_INSTRUCTIONS FOR THE TASK:_
Filter the listing and keep only the lines with the word "JSON".

_SUPPLIED INFORMATION:_
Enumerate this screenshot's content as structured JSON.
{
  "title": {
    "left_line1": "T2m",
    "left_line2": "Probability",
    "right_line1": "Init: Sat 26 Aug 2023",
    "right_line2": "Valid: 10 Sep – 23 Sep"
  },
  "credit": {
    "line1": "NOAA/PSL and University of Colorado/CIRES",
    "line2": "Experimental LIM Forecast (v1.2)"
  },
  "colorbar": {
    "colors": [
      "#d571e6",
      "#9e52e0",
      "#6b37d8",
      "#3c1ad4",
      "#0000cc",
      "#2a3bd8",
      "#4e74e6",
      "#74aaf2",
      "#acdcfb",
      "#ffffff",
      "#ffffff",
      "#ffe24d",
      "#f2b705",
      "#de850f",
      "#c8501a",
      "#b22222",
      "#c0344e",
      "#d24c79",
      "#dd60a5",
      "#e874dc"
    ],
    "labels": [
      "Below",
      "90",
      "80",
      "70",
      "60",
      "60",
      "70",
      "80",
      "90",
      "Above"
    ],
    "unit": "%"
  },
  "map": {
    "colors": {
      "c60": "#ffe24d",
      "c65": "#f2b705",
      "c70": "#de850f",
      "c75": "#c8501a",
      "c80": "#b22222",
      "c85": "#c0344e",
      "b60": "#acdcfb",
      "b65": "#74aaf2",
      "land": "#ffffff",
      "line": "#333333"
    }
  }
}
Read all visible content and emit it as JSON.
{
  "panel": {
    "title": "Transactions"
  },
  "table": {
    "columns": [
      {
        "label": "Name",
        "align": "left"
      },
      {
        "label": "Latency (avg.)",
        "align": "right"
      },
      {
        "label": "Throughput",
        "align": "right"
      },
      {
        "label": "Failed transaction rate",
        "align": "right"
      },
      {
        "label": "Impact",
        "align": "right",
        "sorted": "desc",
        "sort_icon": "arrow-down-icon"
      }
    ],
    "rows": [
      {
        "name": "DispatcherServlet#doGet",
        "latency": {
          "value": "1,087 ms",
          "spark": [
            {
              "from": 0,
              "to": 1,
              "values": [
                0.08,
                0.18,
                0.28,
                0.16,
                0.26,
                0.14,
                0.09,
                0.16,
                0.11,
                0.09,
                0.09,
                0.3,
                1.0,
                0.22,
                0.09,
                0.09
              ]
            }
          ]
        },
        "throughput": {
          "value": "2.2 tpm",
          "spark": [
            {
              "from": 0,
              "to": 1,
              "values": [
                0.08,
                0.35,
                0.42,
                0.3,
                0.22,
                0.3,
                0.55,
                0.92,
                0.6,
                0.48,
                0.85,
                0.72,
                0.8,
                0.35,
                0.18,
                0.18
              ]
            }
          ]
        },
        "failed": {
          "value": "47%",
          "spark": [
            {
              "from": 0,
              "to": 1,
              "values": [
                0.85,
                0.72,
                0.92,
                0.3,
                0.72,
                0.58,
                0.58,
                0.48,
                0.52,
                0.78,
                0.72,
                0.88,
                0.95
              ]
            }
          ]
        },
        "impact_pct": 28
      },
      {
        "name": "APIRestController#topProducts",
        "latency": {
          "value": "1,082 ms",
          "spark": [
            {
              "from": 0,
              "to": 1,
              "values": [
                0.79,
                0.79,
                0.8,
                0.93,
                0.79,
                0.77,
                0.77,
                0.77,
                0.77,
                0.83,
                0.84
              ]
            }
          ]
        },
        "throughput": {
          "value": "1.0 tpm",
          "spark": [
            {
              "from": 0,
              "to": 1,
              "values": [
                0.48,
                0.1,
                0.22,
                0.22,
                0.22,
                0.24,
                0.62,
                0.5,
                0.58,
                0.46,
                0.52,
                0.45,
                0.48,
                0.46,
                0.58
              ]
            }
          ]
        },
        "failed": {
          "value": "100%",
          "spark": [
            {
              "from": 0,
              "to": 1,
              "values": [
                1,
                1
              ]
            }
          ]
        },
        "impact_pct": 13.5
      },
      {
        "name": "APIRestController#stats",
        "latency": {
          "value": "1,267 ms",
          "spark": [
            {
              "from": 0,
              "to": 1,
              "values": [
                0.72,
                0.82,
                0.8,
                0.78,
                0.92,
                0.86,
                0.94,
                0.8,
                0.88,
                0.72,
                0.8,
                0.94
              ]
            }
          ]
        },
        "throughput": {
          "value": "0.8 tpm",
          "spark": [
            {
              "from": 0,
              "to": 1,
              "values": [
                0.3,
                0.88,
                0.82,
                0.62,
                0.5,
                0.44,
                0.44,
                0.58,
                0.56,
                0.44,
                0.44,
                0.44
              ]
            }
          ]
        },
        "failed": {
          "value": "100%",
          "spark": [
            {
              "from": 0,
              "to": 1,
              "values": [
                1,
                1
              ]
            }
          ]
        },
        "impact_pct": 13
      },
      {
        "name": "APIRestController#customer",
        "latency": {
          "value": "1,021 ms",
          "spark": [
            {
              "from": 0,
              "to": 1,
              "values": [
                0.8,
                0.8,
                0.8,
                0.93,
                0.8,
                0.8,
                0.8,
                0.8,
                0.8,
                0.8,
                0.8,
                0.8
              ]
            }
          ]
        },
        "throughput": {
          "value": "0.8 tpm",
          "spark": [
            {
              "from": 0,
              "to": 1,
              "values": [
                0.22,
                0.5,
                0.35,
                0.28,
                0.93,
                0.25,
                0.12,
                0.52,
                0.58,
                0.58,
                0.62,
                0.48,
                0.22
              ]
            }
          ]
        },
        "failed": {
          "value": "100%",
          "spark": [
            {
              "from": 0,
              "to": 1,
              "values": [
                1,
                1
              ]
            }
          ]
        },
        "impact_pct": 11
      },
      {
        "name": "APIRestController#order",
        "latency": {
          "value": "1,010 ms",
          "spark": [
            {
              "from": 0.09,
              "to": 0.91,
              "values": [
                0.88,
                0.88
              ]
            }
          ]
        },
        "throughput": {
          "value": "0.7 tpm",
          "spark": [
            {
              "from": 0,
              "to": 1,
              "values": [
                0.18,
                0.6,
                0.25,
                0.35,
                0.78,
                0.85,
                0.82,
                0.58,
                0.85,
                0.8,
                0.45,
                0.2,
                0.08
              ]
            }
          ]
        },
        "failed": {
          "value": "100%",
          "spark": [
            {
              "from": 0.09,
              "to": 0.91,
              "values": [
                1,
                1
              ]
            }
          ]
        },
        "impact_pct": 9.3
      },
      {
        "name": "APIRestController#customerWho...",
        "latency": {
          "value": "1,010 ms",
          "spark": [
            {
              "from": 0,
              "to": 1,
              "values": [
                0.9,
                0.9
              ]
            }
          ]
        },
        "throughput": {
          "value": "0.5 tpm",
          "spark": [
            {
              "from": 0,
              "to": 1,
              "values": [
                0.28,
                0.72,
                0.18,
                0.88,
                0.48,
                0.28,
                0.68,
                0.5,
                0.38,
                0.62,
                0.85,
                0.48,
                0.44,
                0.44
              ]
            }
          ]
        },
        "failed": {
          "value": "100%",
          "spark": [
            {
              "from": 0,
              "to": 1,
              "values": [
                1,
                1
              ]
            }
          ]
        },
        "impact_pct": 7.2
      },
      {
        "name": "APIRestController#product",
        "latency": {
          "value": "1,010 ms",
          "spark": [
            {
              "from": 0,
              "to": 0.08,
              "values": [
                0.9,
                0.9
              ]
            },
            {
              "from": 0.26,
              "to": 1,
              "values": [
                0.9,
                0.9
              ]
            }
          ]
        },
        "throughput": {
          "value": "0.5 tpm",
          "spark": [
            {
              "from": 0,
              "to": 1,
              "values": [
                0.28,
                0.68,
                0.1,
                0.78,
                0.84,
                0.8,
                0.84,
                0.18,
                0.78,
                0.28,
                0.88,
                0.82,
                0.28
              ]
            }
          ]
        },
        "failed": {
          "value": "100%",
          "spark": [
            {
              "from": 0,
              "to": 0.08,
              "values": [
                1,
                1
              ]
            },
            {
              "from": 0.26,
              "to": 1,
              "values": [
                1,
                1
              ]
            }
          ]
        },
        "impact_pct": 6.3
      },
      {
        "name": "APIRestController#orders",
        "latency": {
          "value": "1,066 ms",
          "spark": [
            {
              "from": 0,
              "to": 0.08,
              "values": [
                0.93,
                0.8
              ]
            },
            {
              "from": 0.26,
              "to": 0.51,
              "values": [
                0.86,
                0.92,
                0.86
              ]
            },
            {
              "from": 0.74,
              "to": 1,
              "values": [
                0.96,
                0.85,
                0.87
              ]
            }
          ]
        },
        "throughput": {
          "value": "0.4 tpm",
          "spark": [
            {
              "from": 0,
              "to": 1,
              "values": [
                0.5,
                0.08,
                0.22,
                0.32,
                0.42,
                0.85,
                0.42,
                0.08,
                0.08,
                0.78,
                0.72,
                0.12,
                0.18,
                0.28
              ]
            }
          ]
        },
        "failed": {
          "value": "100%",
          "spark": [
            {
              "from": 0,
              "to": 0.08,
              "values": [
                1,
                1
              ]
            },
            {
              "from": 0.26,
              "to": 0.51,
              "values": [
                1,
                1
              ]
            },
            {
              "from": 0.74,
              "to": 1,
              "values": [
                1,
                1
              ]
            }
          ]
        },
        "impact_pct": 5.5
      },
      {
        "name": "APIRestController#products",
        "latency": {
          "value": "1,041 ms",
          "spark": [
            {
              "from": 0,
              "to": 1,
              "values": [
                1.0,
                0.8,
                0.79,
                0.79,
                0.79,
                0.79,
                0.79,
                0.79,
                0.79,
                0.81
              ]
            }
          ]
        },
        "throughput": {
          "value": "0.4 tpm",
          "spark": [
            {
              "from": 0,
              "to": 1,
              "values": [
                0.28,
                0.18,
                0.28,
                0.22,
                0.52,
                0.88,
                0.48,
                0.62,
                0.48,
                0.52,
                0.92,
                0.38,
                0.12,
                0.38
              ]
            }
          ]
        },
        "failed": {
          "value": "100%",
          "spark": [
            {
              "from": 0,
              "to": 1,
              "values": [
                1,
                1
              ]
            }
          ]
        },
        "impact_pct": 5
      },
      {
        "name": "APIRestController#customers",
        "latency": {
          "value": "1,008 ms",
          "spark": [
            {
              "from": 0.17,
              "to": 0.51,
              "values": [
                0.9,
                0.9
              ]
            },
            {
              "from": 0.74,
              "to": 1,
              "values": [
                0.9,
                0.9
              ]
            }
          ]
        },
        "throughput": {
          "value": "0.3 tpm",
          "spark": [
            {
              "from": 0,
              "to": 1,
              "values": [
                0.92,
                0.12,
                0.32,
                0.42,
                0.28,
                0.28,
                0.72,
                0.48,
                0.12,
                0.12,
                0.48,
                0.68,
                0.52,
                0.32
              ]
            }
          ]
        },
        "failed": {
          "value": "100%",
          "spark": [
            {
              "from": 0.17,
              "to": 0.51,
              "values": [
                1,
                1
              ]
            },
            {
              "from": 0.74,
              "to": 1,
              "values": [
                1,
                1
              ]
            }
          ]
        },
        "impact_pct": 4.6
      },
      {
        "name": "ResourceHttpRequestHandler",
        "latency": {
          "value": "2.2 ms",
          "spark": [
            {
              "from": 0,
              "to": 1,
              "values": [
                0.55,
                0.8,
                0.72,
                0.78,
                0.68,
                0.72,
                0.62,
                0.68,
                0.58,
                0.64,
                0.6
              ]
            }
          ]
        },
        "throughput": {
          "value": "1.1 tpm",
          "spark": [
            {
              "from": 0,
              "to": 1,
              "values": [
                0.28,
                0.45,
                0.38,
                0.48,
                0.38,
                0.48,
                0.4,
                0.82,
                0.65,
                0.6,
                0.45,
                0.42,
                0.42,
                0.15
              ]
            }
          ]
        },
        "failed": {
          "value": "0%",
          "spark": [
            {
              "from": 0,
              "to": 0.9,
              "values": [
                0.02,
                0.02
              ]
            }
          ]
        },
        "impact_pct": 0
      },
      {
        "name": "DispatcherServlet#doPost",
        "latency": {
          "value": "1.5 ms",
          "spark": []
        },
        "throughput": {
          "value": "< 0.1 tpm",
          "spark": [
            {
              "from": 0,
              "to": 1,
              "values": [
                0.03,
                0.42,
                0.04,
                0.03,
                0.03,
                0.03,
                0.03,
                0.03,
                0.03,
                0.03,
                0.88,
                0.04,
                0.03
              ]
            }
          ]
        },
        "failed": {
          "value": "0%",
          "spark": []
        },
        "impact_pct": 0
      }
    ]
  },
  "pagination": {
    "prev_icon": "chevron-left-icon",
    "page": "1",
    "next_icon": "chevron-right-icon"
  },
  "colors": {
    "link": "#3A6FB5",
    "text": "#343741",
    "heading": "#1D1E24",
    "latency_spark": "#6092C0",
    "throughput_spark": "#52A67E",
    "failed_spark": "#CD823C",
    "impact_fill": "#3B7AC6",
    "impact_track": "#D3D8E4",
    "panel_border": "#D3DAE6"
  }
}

_WRITTEN SOLUTION:_
Enumerate this screenshot's content as structured JSON.
Read all visible content and emit it as JSON.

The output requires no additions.